• Written request: Return a copy of each line that holds the string "JSON".

** Start of Material provided **

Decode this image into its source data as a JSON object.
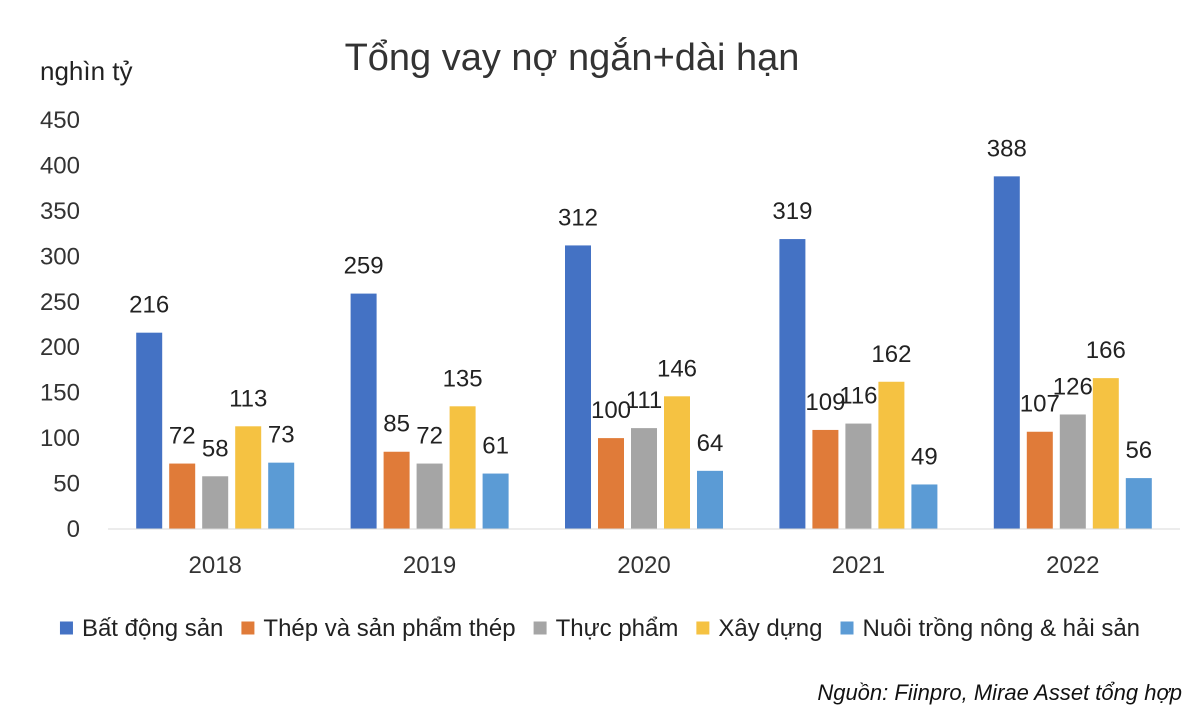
{
  "chart_data": {
    "type": "bar",
    "title": "Tổng vay nợ ngắn+dài hạn",
    "ylabel": "nghìn tỷ",
    "xlabel": "",
    "categories": [
      "2018",
      "2019",
      "2020",
      "2021",
      "2022"
    ],
    "ylim": [
      0,
      450
    ],
    "yticks": [
      0,
      50,
      100,
      150,
      200,
      250,
      300,
      350,
      400,
      450
    ],
    "grid": false,
    "legend_position": "bottom",
    "data_labels": true,
    "series": [
      {
        "name": "Bất động sản",
        "color": "#4472C4",
        "values": [
          216,
          259,
          312,
          319,
          388
        ]
      },
      {
        "name": "Thép và sản phẩm thép",
        "color": "#E07B39",
        "values": [
          72,
          85,
          100,
          109,
          107
        ]
      },
      {
        "name": "Thực phẩm",
        "color": "#A5A5A5",
        "values": [
          58,
          72,
          111,
          116,
          126
        ]
      },
      {
        "name": "Xây dựng",
        "color": "#F5C242",
        "values": [
          113,
          135,
          146,
          162,
          166
        ]
      },
      {
        "name": "Nuôi trồng nông & hải sản",
        "color": "#5B9BD5",
        "values": [
          73,
          61,
          64,
          49,
          56
        ]
      }
    ],
    "source": "Nguồn: Fiinpro, Mirae Asset tổng hợp"
  }
}
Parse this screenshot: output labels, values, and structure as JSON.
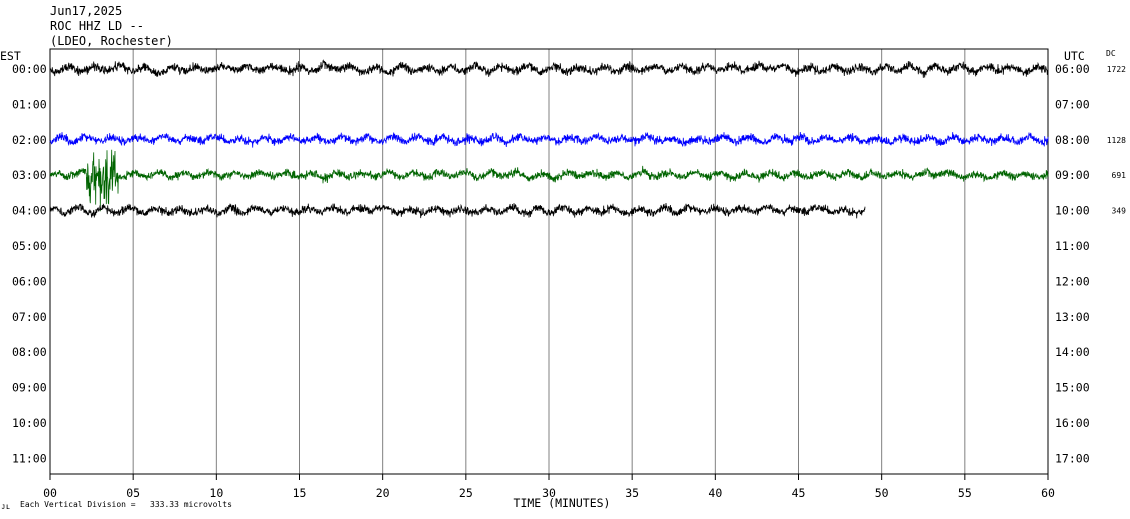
{
  "header": {
    "date": "Jun17,2025",
    "station": "ROC HHZ LD --",
    "network": "(LDEO, Rochester)"
  },
  "left_axis_title": "EST",
  "right_axis_title": "UTC",
  "dc_title": "DC",
  "footer": {
    "note": "Each Vertical Division =",
    "value": "333.33 microvolts",
    "mark": "ᴊʟ"
  },
  "chart_data": {
    "type": "line",
    "title": "",
    "xlabel": "TIME (MINUTES)",
    "ylabel": "",
    "xlim": [
      0,
      60
    ],
    "x_ticks": [
      "00",
      "05",
      "10",
      "15",
      "20",
      "25",
      "30",
      "35",
      "40",
      "45",
      "50",
      "55",
      "60"
    ],
    "rows_est": [
      "00:00",
      "01:00",
      "02:00",
      "03:00",
      "04:00",
      "05:00",
      "06:00",
      "07:00",
      "08:00",
      "09:00",
      "10:00",
      "11:00"
    ],
    "rows_utc": [
      "06:00",
      "07:00",
      "08:00",
      "09:00",
      "10:00",
      "11:00",
      "12:00",
      "13:00",
      "14:00",
      "15:00",
      "16:00",
      "17:00"
    ],
    "grid": true,
    "traces": [
      {
        "row": 0,
        "dc": "1722",
        "color": "#000000",
        "end_minute": 60,
        "amplitude": 0.38
      },
      {
        "row": 1,
        "dc": "",
        "color": "#ff0000",
        "end_minute": 0,
        "amplitude": 0
      },
      {
        "row": 2,
        "dc": "1128",
        "color": "#0000ff",
        "end_minute": 60,
        "amplitude": 0.36
      },
      {
        "row": 3,
        "dc": "691",
        "color": "#006400",
        "end_minute": 60,
        "amplitude": 0.34,
        "event_start_minute": 2.2,
        "event_end_minute": 4.1
      },
      {
        "row": 4,
        "dc": "349",
        "color": "#000000",
        "end_minute": 49,
        "amplitude": 0.36
      }
    ]
  }
}
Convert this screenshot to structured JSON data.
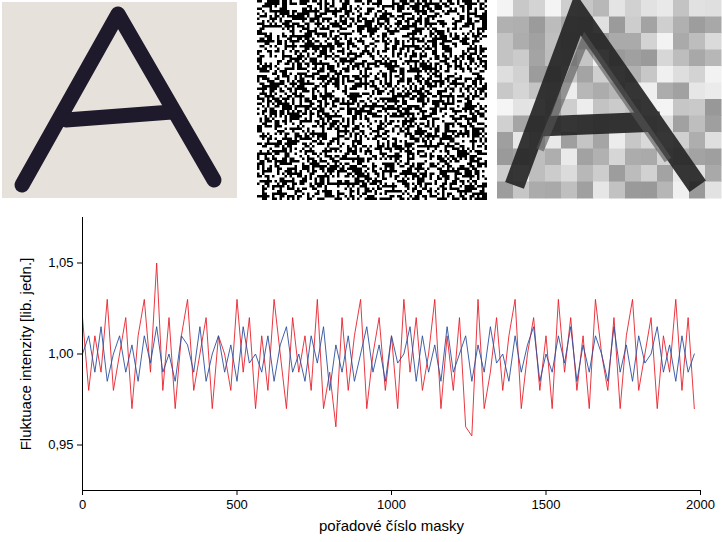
{
  "chart_data": {
    "type": "line",
    "x_label": "pořadové číslo masky",
    "y_label": "Fluktuace intenzity [lib. jedn.]",
    "x": [
      0,
      20,
      40,
      60,
      80,
      100,
      120,
      140,
      160,
      180,
      200,
      220,
      240,
      260,
      280,
      300,
      320,
      340,
      360,
      380,
      400,
      420,
      440,
      460,
      480,
      500,
      520,
      540,
      560,
      580,
      600,
      620,
      640,
      660,
      680,
      700,
      720,
      740,
      760,
      780,
      800,
      820,
      840,
      860,
      880,
      900,
      920,
      940,
      960,
      980,
      1000,
      1020,
      1040,
      1060,
      1080,
      1100,
      1120,
      1140,
      1160,
      1180,
      1200,
      1220,
      1240,
      1260,
      1280,
      1300,
      1320,
      1340,
      1360,
      1380,
      1400,
      1420,
      1440,
      1460,
      1480,
      1500,
      1520,
      1540,
      1560,
      1580,
      1600,
      1620,
      1640,
      1660,
      1680,
      1700,
      1720,
      1740,
      1760,
      1780,
      1800,
      1820,
      1840,
      1860,
      1880,
      1900,
      1920,
      1940,
      1960,
      1980
    ],
    "series": [
      {
        "color": "#e8202a",
        "values": [
          1.02,
          0.98,
          1.01,
          0.99,
          1.03,
          0.98,
          1.0,
          1.02,
          0.97,
          1.01,
          1.03,
          0.99,
          1.05,
          0.98,
          1.02,
          0.97,
          1.01,
          1.03,
          0.98,
          1.0,
          1.02,
          0.97,
          1.01,
          1.0,
          0.98,
          1.03,
          0.99,
          1.02,
          0.97,
          1.01,
          0.98,
          1.03,
          1.0,
          0.97,
          1.02,
          0.99,
          1.01,
          0.98,
          1.03,
          0.97,
          0.99,
          0.96,
          1.02,
          0.98,
          1.01,
          1.03,
          0.97,
          1.0,
          1.02,
          0.98,
          1.01,
          0.97,
          1.03,
          0.99,
          1.02,
          0.98,
          1.0,
          1.03,
          0.97,
          1.01,
          0.98,
          1.02,
          0.96,
          0.955,
          1.03,
          0.97,
          0.99,
          1.02,
          0.98,
          1.01,
          1.03,
          0.97,
          1.0,
          1.02,
          0.98,
          1.01,
          0.97,
          1.03,
          0.99,
          1.02,
          0.98,
          1.01,
          0.97,
          1.03,
          1.0,
          0.98,
          1.02,
          0.97,
          1.01,
          1.03,
          0.98,
          1.0,
          1.02,
          0.97,
          1.01,
          0.99,
          1.03,
          0.98,
          1.02,
          0.97
        ]
      },
      {
        "color": "#2b4f9e",
        "values": [
          1.0,
          1.01,
          0.99,
          1.015,
          0.985,
          1.0,
          1.01,
          0.99,
          1.005,
          0.985,
          1.01,
          0.995,
          1.015,
          0.99,
          1.0,
          0.985,
          1.01,
          1.005,
          0.99,
          1.015,
          0.985,
          1.0,
          1.01,
          0.99,
          1.005,
          0.985,
          1.015,
          0.995,
          1.0,
          0.99,
          1.01,
          0.985,
          1.005,
          1.015,
          0.99,
          1.0,
          0.985,
          1.01,
          0.995,
          1.015,
          0.98,
          1.005,
          0.99,
          1.01,
          0.985,
          1.0,
          1.015,
          0.99,
          1.005,
          0.985,
          1.01,
          0.995,
          1.0,
          1.015,
          0.985,
          1.01,
          0.99,
          1.005,
          0.985,
          1.015,
          0.99,
          1.0,
          1.01,
          0.985,
          1.005,
          0.99,
          1.015,
          0.995,
          1.0,
          0.985,
          1.01,
          0.99,
          1.005,
          1.015,
          0.985,
          1.0,
          0.99,
          1.01,
          0.995,
          1.015,
          0.985,
          1.005,
          0.99,
          1.01,
          1.0,
          0.985,
          1.015,
          0.99,
          1.005,
          0.985,
          1.01,
          0.995,
          1.0,
          1.015,
          0.99,
          1.005,
          0.985,
          1.01,
          0.99,
          1.0
        ]
      }
    ],
    "xlim": [
      0,
      2000
    ],
    "xticks": [
      0,
      500,
      1000,
      1500,
      2000
    ],
    "ylim": [
      0.925,
      1.075
    ],
    "yticks": [
      {
        "value": 0.95,
        "label": "0,95"
      },
      {
        "value": 1.0,
        "label": "1,00"
      },
      {
        "value": 1.05,
        "label": "1,05"
      }
    ],
    "grid": false
  }
}
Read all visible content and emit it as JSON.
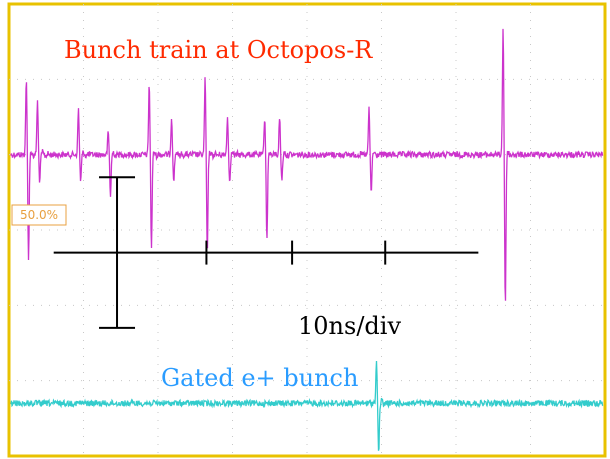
{
  "chart_data": {
    "type": "line",
    "title": "",
    "colors": {
      "frame": "#e8c200",
      "grid": "#c8c8c8",
      "marker": "#e8a040",
      "scale_bar": "#000000"
    },
    "channel_marker": {
      "text": "50.0%"
    },
    "annotations": [
      {
        "text": "Bunch train at Octopos-R",
        "color": "#ff2a00"
      },
      {
        "text": "Gated e+ bunch",
        "color": "#2a9cff"
      },
      {
        "text": "10ns/div",
        "color": "#000000"
      }
    ],
    "series": [
      {
        "name": "Bunch train at Octopos-R",
        "color": "#cc33cc",
        "baseline_div": 2.0,
        "x_unit": "div",
        "y_unit": "div",
        "pulses": [
          {
            "x": 0.25,
            "up": 1.0,
            "down": 1.4
          },
          {
            "x": 0.4,
            "up": 0.7,
            "down": 0.35
          },
          {
            "x": 0.95,
            "up": 0.6,
            "down": 0.35
          },
          {
            "x": 1.35,
            "up": 0.3,
            "down": 0.55
          },
          {
            "x": 1.9,
            "up": 0.95,
            "down": 1.25
          },
          {
            "x": 2.2,
            "up": 0.5,
            "down": 0.35
          },
          {
            "x": 2.65,
            "up": 1.0,
            "down": 1.3
          },
          {
            "x": 2.95,
            "up": 0.5,
            "down": 0.35
          },
          {
            "x": 3.45,
            "up": 0.5,
            "down": 1.15
          },
          {
            "x": 3.65,
            "up": 0.5,
            "down": 0.35
          },
          {
            "x": 4.85,
            "up": 0.6,
            "down": 0.5
          },
          {
            "x": 6.65,
            "up": 1.7,
            "down": 2.0
          }
        ]
      },
      {
        "name": "Gated e+ bunch",
        "color": "#33cccc",
        "baseline_div": 5.3,
        "x_unit": "div",
        "y_unit": "div",
        "pulses": [
          {
            "x": 4.95,
            "up": 0.55,
            "down": 0.65
          }
        ]
      }
    ],
    "scale_bar": {
      "label": "10ns/div",
      "x_start_div": 0.6,
      "x_end_div": 6.3,
      "y_div": 3.3,
      "ticks_div": [
        2.65,
        3.8,
        5.05
      ],
      "cross_x_div": 1.45,
      "cross_y_range_div": [
        2.3,
        4.3
      ]
    },
    "axes": {
      "x_divisions": 8,
      "y_divisions": 6,
      "grid": "dotted"
    }
  }
}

** End of Material provided **

• Task result:
Decode this image into its source data as a JSON object.
Parse this screenshot: output labels, values, and structure as JSON.
Convert this screenshot to structured JSON data.
Read all visible content and emit it as JSON.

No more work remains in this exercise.